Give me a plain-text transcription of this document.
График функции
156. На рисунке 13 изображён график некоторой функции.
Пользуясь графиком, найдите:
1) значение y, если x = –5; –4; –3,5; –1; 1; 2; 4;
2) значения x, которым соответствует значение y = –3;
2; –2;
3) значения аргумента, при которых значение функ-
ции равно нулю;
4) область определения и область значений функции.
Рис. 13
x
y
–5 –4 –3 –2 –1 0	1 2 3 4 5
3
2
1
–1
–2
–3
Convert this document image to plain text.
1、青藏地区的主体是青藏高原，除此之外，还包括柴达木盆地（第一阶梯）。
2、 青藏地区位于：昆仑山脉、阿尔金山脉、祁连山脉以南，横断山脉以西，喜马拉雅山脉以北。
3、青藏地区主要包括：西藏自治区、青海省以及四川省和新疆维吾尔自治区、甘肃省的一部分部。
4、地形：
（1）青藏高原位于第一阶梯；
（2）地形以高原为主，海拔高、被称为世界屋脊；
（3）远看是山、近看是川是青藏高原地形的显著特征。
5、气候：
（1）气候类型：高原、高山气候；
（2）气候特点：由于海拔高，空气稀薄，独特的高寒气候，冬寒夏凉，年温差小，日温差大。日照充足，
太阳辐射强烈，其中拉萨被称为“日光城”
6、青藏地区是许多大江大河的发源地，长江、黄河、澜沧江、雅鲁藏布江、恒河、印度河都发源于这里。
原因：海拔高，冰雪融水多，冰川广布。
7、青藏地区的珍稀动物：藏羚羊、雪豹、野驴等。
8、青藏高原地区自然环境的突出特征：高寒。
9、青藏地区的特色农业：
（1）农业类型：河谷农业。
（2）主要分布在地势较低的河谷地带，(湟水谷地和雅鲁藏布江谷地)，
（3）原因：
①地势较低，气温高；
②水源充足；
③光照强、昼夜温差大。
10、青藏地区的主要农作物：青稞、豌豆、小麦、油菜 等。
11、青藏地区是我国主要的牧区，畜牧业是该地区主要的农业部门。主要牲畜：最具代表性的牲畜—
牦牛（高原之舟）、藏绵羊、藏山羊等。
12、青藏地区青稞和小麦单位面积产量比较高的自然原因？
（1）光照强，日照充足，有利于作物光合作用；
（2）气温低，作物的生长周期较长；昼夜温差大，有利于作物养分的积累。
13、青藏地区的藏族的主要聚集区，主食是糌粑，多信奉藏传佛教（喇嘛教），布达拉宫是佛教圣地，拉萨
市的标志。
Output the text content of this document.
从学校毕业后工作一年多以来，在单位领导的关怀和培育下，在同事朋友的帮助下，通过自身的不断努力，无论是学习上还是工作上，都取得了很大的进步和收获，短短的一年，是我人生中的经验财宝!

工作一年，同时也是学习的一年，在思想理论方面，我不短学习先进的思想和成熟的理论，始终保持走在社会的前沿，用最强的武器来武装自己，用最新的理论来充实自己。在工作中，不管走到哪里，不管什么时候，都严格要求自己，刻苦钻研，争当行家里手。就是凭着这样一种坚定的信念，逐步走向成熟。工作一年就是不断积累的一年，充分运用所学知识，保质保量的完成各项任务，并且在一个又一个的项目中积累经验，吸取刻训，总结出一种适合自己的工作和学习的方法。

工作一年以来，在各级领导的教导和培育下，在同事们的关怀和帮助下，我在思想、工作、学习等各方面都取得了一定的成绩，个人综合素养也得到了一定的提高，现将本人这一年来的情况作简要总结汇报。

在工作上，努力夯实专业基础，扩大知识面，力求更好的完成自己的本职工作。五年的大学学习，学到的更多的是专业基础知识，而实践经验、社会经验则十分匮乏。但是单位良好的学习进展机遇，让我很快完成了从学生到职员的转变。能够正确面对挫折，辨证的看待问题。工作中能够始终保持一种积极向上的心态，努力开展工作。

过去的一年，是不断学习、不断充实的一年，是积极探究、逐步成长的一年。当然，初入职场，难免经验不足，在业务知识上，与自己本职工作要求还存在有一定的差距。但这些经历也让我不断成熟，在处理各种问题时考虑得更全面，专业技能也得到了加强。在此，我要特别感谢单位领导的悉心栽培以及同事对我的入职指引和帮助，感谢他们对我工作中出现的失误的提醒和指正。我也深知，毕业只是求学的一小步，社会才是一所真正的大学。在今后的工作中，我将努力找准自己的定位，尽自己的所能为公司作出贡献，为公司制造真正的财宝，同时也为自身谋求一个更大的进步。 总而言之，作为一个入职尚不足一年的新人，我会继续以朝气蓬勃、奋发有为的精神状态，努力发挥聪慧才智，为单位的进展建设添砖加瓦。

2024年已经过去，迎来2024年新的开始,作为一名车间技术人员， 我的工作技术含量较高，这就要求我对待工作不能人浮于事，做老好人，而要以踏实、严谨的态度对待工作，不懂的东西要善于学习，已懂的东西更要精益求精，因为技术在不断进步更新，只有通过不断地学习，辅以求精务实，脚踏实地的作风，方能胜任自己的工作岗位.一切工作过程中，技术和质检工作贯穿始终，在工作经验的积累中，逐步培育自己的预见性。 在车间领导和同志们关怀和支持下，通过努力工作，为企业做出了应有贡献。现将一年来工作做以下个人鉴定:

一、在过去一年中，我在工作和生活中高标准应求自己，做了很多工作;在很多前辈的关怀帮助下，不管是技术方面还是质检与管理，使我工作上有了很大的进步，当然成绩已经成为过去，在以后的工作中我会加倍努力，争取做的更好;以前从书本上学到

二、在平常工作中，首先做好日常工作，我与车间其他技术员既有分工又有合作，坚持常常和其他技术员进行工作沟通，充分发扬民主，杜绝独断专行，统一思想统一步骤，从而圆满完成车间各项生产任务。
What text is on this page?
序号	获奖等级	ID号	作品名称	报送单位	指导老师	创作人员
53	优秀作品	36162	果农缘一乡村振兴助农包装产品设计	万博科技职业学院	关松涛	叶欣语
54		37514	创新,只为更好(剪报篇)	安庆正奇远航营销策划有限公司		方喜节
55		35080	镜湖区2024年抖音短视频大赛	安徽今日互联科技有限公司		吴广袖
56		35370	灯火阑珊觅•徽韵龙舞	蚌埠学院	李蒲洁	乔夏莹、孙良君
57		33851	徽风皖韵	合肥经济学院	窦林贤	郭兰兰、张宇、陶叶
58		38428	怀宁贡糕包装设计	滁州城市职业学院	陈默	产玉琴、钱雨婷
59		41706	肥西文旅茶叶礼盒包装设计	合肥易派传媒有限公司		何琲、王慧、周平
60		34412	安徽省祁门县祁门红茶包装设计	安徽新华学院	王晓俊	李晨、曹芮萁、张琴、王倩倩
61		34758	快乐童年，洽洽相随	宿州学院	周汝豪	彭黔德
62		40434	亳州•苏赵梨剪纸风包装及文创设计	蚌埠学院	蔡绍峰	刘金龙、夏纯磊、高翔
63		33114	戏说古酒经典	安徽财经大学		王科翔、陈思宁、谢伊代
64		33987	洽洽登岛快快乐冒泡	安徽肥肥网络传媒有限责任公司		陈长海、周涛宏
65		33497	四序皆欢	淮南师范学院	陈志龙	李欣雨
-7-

________________________

Direction:
Copy each line of the data that contains the word "document".

Solution to the exercise:
Give me a plain-text transcription of this document.
Convert this document image to plain text.
Output the text content of this document.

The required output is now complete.